_DATA ENTRIES_:
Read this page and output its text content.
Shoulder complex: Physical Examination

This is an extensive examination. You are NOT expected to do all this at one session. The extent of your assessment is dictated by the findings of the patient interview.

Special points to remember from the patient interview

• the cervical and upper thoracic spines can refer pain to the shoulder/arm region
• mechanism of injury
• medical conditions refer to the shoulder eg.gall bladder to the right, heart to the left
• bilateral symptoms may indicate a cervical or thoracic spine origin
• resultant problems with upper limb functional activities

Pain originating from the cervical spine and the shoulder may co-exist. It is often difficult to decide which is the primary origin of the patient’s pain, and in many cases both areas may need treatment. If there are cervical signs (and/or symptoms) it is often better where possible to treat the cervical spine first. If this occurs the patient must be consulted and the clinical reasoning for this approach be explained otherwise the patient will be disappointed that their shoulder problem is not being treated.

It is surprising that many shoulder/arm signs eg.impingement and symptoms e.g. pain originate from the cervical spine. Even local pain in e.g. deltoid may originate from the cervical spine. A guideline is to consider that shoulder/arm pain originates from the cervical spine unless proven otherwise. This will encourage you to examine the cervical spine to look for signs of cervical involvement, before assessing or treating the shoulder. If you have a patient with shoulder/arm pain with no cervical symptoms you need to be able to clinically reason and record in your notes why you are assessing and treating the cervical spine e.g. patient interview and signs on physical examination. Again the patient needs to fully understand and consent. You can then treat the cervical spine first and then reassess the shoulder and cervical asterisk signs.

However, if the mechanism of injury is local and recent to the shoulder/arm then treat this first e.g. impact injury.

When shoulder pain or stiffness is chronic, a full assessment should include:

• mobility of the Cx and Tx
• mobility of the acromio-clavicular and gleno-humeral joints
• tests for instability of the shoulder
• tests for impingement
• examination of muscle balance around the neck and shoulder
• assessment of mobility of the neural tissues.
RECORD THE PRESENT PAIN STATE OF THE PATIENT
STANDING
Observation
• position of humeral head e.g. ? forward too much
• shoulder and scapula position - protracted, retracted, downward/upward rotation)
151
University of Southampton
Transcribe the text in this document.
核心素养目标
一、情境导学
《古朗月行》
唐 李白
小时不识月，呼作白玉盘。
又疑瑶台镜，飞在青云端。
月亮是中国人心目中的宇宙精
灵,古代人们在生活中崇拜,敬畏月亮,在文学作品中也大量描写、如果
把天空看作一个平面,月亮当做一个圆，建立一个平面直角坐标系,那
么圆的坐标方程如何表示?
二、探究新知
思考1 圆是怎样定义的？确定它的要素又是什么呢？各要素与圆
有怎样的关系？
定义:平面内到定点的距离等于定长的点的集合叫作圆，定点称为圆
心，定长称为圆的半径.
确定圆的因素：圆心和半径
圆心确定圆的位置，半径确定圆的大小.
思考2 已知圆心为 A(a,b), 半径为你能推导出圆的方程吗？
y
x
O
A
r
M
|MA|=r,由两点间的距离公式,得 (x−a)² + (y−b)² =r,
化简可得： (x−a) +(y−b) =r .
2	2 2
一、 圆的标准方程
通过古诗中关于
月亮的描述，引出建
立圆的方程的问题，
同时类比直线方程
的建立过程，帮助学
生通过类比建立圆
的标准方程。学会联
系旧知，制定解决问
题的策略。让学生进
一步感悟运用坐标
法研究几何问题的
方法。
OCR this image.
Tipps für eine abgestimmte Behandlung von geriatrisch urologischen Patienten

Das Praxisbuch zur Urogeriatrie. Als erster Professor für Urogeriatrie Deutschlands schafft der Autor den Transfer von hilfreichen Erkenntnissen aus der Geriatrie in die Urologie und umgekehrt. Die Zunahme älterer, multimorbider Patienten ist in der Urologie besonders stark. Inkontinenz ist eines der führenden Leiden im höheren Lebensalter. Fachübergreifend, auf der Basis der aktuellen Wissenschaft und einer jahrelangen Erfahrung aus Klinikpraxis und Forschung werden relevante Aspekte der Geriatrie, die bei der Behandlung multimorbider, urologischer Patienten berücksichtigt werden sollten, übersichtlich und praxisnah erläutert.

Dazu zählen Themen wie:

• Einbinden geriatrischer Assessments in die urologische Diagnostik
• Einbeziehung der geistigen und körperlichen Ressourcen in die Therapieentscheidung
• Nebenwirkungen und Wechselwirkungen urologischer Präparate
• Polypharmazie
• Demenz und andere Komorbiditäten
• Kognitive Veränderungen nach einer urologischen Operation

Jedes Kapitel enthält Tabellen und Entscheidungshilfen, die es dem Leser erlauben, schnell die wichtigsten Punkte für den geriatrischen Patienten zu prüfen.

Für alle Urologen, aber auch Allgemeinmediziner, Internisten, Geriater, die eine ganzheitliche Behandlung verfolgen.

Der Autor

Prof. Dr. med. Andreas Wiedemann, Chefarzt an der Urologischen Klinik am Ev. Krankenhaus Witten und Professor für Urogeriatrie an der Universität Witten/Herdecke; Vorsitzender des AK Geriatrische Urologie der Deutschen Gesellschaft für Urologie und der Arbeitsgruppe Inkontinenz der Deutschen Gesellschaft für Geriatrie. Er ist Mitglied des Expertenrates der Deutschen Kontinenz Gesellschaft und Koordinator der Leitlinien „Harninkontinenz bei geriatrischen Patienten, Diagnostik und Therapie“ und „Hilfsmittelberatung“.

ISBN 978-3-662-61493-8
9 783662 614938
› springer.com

_STATED TASK_:
Where a line holds "mobility", copy it out.

_TASK ANSWER_:
• mobility of the Cx and Tx
• mobility of the acromio-clavicular and gleno-humeral joints
• assessment of mobility of the neural tissues.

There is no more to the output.